| SHORT TASK |
Gather each line containing the string "weight" from these entries.

★ ★ ★ ★ ★ ★ ★

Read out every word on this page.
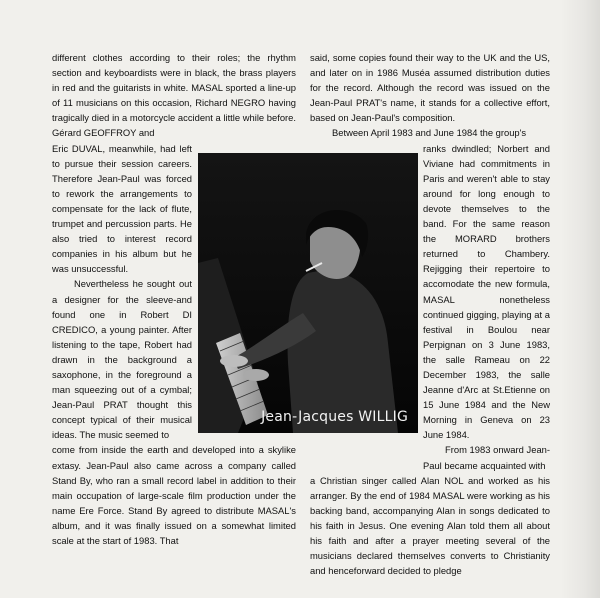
different clothes according to their roles; the rhythm section and keyboardists were in black, the brass players in red and the guitarists in white. MASAL sported a line-up of 11 musicians on this occasion, Richard NEGRO having tragically died in a motorcycle accident a little while before. Gérard GEOFFROY and

Eric DUVAL, meanwhile, had left to pursue their session careers. Therefore Jean-Paul was forced to rework the arrangements to compensate for the lack of flute, trumpet and percussion parts. He also tried to interest record companies in his album but he was unsuccessful.

Nevertheless he sought out a designer for the sleeve-and found one in Robert DI CREDICO, a young painter. After listening to the tape, Robert had drawn in the background a saxophone, in the foreground a man squeezing out of a cymbal; Jean-Paul PRAT thought this concept typical of their musical ideas. The music seemed to

come from inside the earth and developed into a skylike extasy. Jean-Paul also came across a company called Stand By, who ran a small record label in addition to their main occupation of large-scale film production under the name Ere Force. Stand By agreed to distribute MASAL's album, and it was finally issued on a somewhat limited scale at the start of 1983. That

said, some copies found their way to the UK and the US, and later on in 1986 Muséa assumed distribution duties for the record. Although the record was issued on the Jean-Paul PRAT's name, it stands for a collective effort, based on Jean-Paul's composition.

Between April 1983 and June 1984 the group's

ranks dwindled; Norbert and Viviane had commitments in Paris and weren't able to stay around for long enough to devote themselves to the band. For the same reason the MORARD brothers returned to Chambery. Rejigging their repertoire to accomodate the new formula, MASAL nonetheless continued gigging, playing at a festival in Boulou near Perpignan on 3 June 1983, the salle Rameau on 22 December 1983, the salle Jeanne d'Arc at St.Etienne on 15 June 1984 and the New Morning in Geneva on 23 June 1984.

From 1983 onward Jean-Paul became acquainted with

a Christian singer called Alan NOL and worked as his arranger. By the end of 1984 MASAL were working as his backing band, accompanying Alan in songs dedicated to his faith in Jesus. One evening Alan told them all about his faith and after a prayer meeting several of the musicians declared themselves converts to Christianity and henceforward decided to pledge

Jean-Jacques WILLIG
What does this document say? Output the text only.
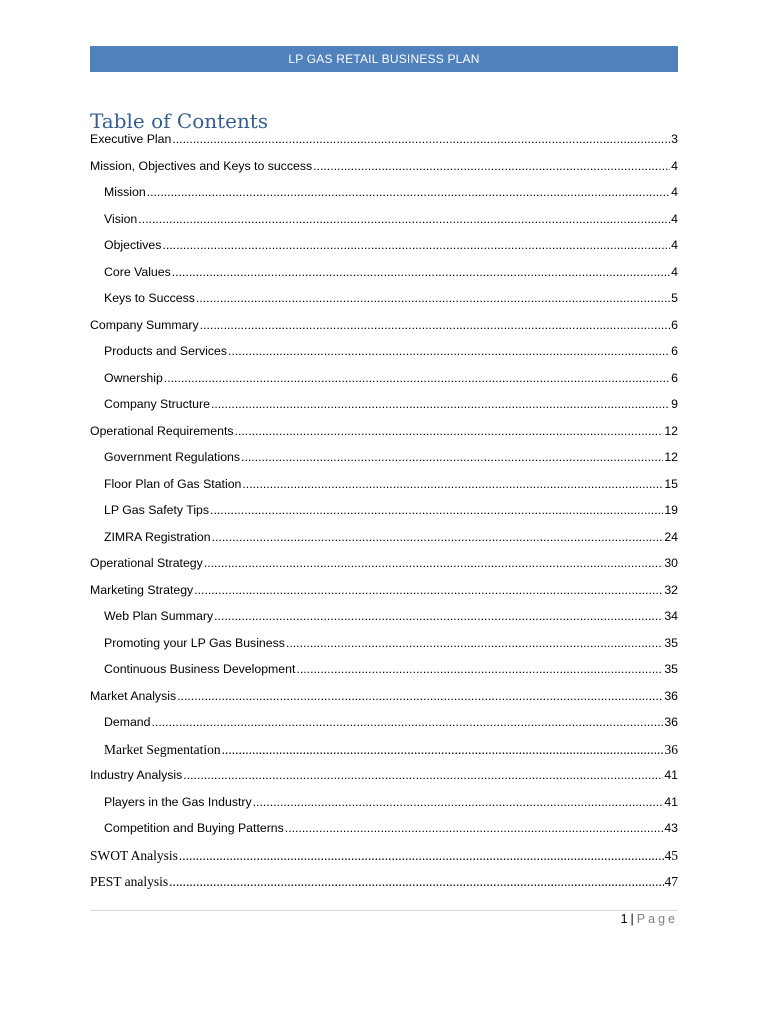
LP GAS RETAIL BUSINESS PLAN
Table of Contents
Executive Plan .....	3
Mission, Objectives and Keys to success .....	4
Mission .....	4
Vision .....	4
Objectives .....	4
Core Values .....	4
Keys to Success .....	5
Company Summary .....	6
Products and Services .....	6
Ownership .....	6
Company Structure .....	9
Operational Requirements .....	12
Government Regulations .....	12
Floor Plan of Gas Station .....	15
LP Gas Safety Tips .....	19
ZIMRA Registration .....	24
Operational Strategy .....	30
Marketing Strategy .....	32
Web Plan Summary .....	34
Promoting your LP Gas Business .....	35
Continuous Business Development .....	35
Market Analysis .....	36
Demand .....	36
Market Segmentation .....	36
Industry Analysis .....	41
Players in the Gas Industry .....	41
Competition and Buying Patterns .....	43
SWOT Analysis .....	45
PEST analysis .....	47
1 | Page
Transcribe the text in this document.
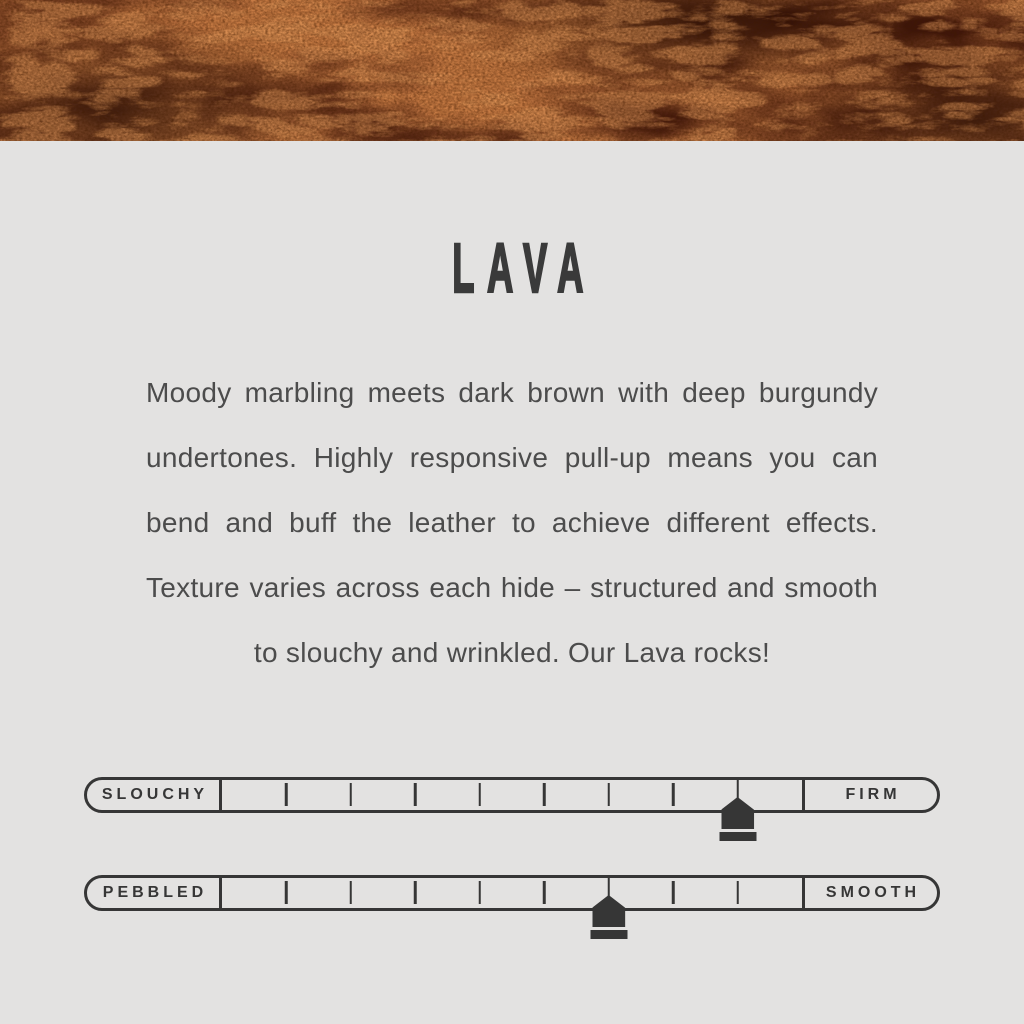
LAVA
Moody marbling meets dark brown with deep burgundy
undertones. Highly responsive pull-up means you can
bend and buff the leather to achieve different effects.
Texture varies across each hide – structured and smooth
to slouchy and wrinkled. Our Lava rocks!
SLOUCHY	FIRM
PEBBLED	SMOOTH
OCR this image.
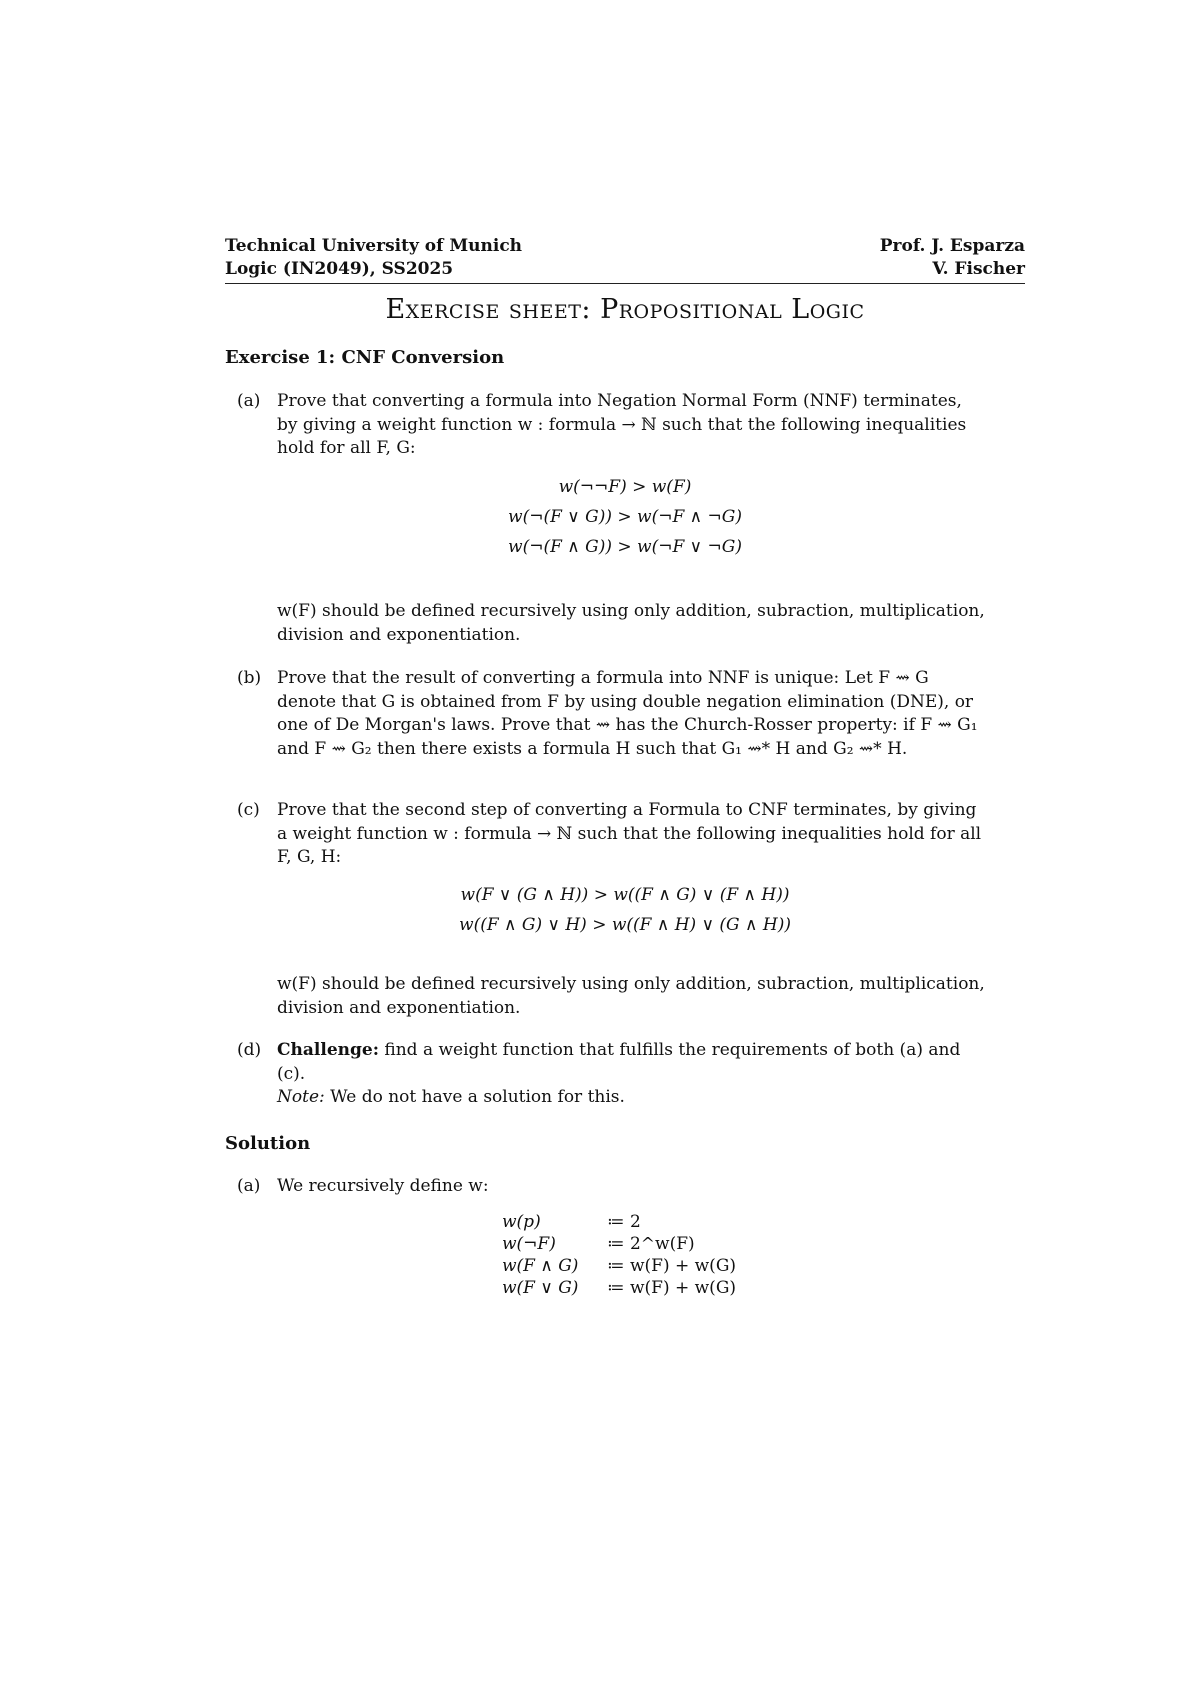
Technical University of Munich	Prof. J. Esparza
Logic (IN2049), SS2025	V. Fischer
Exercise sheet: Propositional Logic
Exercise 1: CNF Conversion
(a) Prove that converting a formula into Negation Normal Form (NNF) terminates, by giving a weight function w : formula → ℕ such that the following inequalities hold for all F, G:
w(¬¬F) > w(F)
w(¬(F ∨ G)) > w(¬F ∧ ¬G)
w(¬(F ∧ G)) > w(¬F ∨ ¬G)
w(F) should be defined recursively using only addition, subraction, multiplication, division and exponentiation.
(b) Prove that the result of converting a formula into NNF is unique: Let F ⇝ G denote that G is obtained from F by using double negation elimination (DNE), or one of De Morgan's laws. Prove that ⇝ has the Church-Rosser property: if F ⇝ G₁ and F ⇝ G₂ then there exists a formula H such that G₁ ⇝* H and G₂ ⇝* H.
(c) Prove that the second step of converting a Formula to CNF terminates, by giving a weight function w : formula → ℕ such that the following inequalities hold for all F, G, H:
w(F ∨ (G ∧ H)) > w((F ∧ G) ∨ (F ∧ H))
w((F ∧ G) ∨ H) > w((F ∧ H) ∨ (G ∧ H))
w(F) should be defined recursively using only addition, subraction, multiplication, division and exponentiation.
(d) Challenge: find a weight function that fulfills the requirements of both (a) and (c).
Note: We do not have a solution for this.
Solution
(a) We recursively define w:
w(p)	≔ 2
w(¬F)	≔ 2^w(F)
w(F ∧ G) ≔ w(F) + w(G)
w(F ∨ G) ≔ w(F) + w(G)
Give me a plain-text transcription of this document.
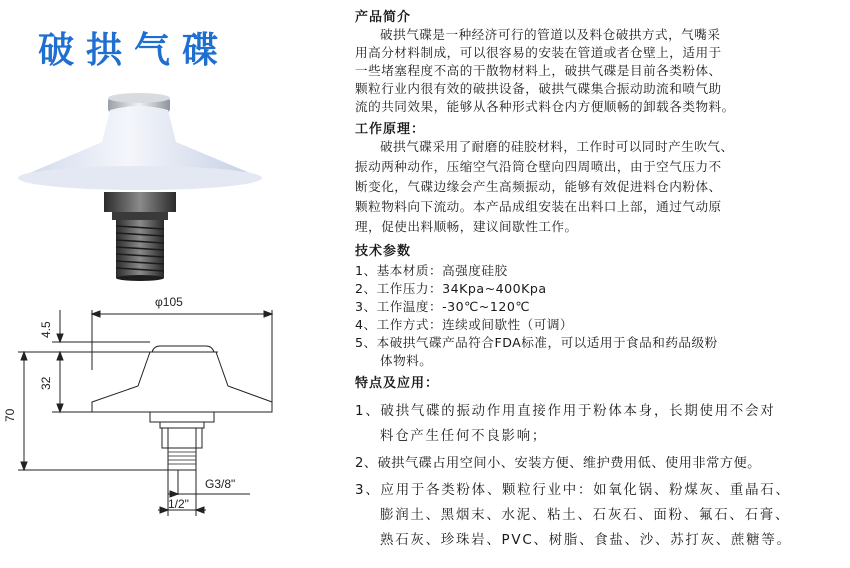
破拱气碟
φ105
4.5
32
70
G3/8"
1/2"
产品简介
破拱气碟是一种经济可行的管道以及料仓破拱方式，气嘴采
用高分材料制成，可以很容易的安装在管道或者仓壁上，适用于
一些堵塞程度不高的干散物材料上，破拱气碟是目前各类粉体、
颗粒行业内很有效的破拱设备，破拱气碟集合振动助流和喷气助
流的共同效果，能够从各种形式料仓内方便顺畅的卸载各类物料。
工作原理：
破拱气碟采用了耐磨的硅胶材料，工作时可以同时产生吹气、
振动两种动作，压缩空气沿筒仓壁向四周喷出，由于空气压力不
断变化，气碟边缘会产生高频振动，能够有效促进料仓内粉体、
颗粒物料向下流动。本产品成组安装在出料口上部，通过气动原
理，促使出料顺畅，建议间歇性工作。
技术参数
1、基本材质：高强度硅胶
2、工作压力：34Kpa~400Kpa
3、工作温度：-30℃~120℃
4、工作方式：连续或间歇性（可调）
5、本破拱气碟产品符合FDA标准，可以适用于食品和药品级粉
体物料。
特点及应用：
1、破拱气碟的振动作用直接作用于粉体本身，长期使用不会对
料仓产生任何不良影响；
2、破拱气碟占用空间小、安装方便、维护费用低、使用非常方便。
3、应用于各类粉体、颗粒行业中：如氧化锅、粉煤灰、重晶石、
膨润土、黑烟末、水泥、粘土、石灰石、面粉、氟石、石膏、
熟石灰、珍珠岩、PVC、树脂、食盐、沙、苏打灰、蔗糖等。
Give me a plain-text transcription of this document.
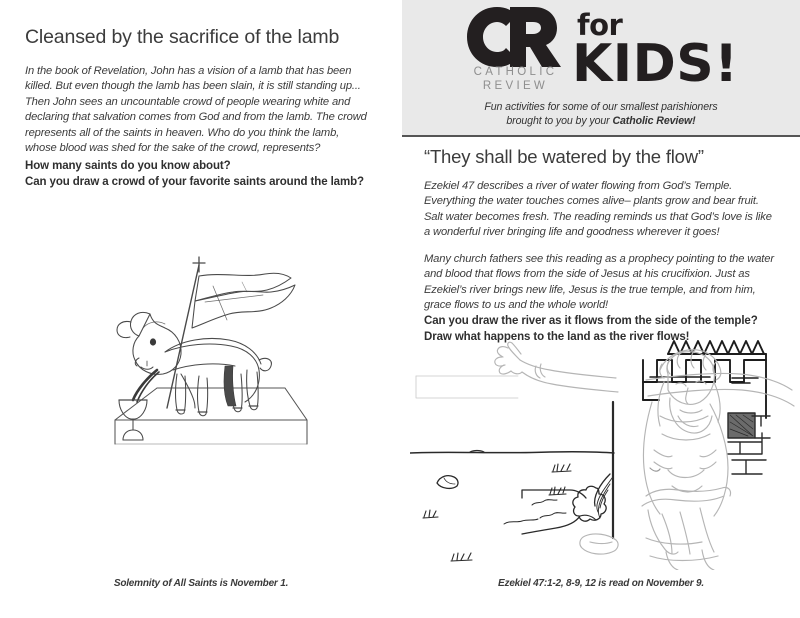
Cleansed by the sacrifice of the lamb
In the book of Revelation, John has a vision of a lamb that has been killed. But even though the lamb has been slain, it is still standing up... Then John sees an uncountable crowd of people wearing white and declaring that salvation comes from God and from the lamb. The crowd represents all of the saints in heaven. Who do you think the lamb, whose blood was shed for the sake of the crowd, represents?
How many saints do you know about?
Can you draw a crowd of your favorite saints around the lamb?
Solemnity of All Saints is November 1.
CATHOLIC
REVIEW
for
KIDS!
Fun activities for some of our smallest parishioners
brought to you by your Catholic Review!
“They shall be watered by the flow”

Ezekiel 47 describes a river of water flowing from God’s Temple. Everything the water touches comes alive– plants grow and bear fruit. Salt water becomes fresh. The reading reminds us that God’s love is like a wonderful river bringing life and goodness wherever it goes!

Many church fathers see this reading as a prophecy pointing to the water and blood that flows from the side of Jesus at his crucifixion. Just as Ezekiel’s river brings new life, Jesus is the true temple, and from him, grace flows to us and the whole world!

Can you draw the river as it flows from the side of the temple?
Draw what happens to the land as the river flows!
Ezekiel 47:1-2, 8-9, 12 is read on November 9.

★ ★ ★ ★ ★ ★ ★

| OUTPUT |
(a) Prove that converting a formula into Negation Normal Form (NNF) terminates, by giving a weight function w : formula → ℕ such that the following inequalities hold for all F, G:
(c) Prove that the second step of converting a Formula to CNF terminates, by giving a weight function w : formula → ℕ such that the following inequalities hold for all F, G, H:
(d) Challenge: find a weight function that fulfills the requirements of both (a) and (c).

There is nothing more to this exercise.